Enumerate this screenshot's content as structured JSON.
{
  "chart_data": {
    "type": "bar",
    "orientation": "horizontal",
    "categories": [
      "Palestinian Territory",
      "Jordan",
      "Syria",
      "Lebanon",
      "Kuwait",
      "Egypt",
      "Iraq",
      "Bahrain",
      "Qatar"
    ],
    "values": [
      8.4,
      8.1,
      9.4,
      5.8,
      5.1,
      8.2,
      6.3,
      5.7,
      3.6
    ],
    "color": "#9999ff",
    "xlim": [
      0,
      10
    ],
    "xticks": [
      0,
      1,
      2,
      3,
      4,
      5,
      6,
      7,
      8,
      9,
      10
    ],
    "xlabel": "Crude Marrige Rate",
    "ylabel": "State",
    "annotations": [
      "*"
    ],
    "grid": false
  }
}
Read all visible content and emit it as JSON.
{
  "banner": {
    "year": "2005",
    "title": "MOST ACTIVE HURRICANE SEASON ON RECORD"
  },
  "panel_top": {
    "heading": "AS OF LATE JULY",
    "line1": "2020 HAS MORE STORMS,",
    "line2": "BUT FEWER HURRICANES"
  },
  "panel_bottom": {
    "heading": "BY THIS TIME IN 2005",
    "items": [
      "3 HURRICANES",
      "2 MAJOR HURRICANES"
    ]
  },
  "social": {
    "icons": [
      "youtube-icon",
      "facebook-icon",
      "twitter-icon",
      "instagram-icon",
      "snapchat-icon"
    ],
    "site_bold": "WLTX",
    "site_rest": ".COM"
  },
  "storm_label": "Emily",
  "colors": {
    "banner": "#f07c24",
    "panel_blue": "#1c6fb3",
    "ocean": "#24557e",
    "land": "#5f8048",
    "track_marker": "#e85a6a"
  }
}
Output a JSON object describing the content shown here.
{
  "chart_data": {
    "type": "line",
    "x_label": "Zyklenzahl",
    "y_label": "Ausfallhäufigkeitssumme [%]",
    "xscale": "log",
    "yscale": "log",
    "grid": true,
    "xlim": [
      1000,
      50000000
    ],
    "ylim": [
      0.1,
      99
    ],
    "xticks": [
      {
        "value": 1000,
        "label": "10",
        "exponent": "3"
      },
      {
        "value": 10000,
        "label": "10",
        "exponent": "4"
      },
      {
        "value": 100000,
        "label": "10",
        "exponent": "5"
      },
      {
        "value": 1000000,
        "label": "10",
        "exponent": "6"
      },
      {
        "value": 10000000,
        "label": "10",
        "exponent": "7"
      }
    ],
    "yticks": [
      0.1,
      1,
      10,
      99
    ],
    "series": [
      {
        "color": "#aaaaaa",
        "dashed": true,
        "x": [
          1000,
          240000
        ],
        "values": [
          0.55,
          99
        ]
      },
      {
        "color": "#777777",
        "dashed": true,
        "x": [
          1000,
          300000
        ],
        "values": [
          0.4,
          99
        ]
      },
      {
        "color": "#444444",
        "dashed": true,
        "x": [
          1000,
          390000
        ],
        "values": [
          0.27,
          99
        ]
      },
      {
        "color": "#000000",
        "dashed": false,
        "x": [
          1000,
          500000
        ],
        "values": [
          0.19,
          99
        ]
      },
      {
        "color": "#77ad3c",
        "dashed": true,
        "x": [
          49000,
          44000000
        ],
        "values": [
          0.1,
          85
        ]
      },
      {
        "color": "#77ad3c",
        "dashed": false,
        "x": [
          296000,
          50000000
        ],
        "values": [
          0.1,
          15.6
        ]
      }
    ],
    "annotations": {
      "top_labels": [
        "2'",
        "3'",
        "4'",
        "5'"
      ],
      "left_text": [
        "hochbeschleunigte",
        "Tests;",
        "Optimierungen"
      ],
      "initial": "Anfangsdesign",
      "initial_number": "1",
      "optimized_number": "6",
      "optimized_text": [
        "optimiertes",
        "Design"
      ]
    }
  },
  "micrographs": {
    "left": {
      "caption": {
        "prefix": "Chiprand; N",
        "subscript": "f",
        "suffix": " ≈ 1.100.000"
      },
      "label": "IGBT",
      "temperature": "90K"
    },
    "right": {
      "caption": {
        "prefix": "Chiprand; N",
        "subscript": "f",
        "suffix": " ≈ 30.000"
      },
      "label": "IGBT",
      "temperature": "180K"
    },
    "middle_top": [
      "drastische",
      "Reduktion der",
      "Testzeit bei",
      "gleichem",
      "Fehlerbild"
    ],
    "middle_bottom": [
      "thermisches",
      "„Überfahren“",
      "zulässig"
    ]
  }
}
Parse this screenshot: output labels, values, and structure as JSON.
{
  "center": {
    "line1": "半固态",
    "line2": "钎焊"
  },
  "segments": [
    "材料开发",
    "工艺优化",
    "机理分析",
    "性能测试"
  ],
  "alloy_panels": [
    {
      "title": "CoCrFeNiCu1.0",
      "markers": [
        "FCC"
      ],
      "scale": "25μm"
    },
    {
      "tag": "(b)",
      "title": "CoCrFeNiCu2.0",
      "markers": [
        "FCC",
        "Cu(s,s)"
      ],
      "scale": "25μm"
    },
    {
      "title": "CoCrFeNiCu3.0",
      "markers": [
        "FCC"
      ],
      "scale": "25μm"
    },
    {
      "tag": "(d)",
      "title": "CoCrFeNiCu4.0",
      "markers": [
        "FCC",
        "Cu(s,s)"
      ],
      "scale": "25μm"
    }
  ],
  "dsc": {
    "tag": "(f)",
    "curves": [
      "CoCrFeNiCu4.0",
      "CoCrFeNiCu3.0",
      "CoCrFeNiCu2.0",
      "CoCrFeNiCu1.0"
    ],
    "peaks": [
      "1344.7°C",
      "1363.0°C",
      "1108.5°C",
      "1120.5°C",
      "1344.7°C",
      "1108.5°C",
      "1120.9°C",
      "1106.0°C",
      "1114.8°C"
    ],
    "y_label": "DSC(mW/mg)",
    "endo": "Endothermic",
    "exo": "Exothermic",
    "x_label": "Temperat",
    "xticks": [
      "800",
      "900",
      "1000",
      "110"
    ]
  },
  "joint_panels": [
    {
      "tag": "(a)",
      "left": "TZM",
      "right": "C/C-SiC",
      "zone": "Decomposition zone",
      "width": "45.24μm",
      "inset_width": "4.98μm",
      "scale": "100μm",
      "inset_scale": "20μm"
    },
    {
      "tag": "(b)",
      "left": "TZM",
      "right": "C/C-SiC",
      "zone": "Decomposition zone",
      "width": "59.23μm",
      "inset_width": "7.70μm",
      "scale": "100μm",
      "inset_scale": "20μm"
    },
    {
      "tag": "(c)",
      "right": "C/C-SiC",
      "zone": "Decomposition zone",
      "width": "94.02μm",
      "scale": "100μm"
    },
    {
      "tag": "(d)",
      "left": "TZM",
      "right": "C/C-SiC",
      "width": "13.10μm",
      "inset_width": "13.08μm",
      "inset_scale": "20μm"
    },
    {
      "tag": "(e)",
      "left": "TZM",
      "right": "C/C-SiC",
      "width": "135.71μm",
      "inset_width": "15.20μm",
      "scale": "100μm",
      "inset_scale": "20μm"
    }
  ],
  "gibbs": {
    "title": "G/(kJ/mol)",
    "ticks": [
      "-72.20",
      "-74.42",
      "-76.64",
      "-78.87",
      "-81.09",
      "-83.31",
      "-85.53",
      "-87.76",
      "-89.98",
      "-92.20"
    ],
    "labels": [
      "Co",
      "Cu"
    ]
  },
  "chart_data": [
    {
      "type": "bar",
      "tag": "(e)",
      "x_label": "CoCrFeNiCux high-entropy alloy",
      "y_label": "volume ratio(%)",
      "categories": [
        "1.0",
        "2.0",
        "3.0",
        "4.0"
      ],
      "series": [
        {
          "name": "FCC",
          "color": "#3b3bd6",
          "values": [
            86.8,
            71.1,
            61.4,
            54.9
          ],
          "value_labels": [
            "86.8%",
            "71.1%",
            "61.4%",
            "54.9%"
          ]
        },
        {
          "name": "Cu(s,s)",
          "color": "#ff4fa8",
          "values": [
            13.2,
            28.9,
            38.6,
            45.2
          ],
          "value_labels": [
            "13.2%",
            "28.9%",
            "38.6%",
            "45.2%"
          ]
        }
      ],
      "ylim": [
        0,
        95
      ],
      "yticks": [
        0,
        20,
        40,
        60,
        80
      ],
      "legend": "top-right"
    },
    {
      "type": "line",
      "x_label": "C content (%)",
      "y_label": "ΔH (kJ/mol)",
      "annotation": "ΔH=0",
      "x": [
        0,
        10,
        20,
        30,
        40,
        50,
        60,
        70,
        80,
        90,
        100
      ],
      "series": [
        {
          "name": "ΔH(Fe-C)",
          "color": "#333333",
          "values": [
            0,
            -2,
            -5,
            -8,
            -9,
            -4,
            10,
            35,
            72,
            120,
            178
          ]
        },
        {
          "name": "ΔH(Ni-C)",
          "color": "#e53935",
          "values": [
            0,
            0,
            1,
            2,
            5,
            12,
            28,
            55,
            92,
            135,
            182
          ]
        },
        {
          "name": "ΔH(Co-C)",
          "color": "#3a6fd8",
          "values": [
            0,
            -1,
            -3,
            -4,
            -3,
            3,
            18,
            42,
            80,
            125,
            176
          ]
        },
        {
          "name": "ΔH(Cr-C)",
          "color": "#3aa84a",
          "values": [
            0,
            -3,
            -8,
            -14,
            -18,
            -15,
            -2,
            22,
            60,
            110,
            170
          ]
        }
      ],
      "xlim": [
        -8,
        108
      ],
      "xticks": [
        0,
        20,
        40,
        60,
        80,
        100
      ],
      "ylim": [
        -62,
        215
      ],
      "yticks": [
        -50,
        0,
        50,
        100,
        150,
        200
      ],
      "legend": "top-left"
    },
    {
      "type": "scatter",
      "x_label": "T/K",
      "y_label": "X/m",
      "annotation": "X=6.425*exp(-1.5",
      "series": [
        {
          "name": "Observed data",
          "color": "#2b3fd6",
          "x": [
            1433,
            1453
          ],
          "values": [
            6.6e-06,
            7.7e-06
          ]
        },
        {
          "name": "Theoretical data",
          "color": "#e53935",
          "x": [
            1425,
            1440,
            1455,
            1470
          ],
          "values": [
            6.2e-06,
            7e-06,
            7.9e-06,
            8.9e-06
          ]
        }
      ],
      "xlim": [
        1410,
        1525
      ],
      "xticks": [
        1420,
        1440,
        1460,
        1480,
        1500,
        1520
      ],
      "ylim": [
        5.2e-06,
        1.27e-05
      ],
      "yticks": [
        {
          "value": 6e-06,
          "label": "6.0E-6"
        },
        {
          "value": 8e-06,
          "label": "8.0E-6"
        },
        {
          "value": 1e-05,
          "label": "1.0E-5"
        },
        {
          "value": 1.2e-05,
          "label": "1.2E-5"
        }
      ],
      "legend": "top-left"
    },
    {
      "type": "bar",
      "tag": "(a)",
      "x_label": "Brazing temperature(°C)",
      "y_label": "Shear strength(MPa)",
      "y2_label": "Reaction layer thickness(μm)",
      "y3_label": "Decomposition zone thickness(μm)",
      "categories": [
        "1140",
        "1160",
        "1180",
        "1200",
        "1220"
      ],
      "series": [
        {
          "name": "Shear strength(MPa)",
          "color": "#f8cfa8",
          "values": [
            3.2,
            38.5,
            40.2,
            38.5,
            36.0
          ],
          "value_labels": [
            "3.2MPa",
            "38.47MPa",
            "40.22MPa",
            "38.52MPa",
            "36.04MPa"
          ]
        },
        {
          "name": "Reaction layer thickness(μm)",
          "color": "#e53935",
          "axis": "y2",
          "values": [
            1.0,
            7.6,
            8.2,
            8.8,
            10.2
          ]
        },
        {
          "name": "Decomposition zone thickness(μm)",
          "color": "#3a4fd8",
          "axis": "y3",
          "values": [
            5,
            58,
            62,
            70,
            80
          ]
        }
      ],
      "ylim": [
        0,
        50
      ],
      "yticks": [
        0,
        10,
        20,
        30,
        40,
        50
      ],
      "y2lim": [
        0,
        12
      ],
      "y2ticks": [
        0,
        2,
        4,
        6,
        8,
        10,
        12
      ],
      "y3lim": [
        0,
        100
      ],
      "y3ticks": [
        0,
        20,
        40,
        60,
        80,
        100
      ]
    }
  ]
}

* _Instructions to follow_: Filter lines by "screenshot" and return each hit.

* _The solution_:
Enumerate this screenshot's content as structured JSON.
Parse this screenshot: output labels, values, and structure as JSON.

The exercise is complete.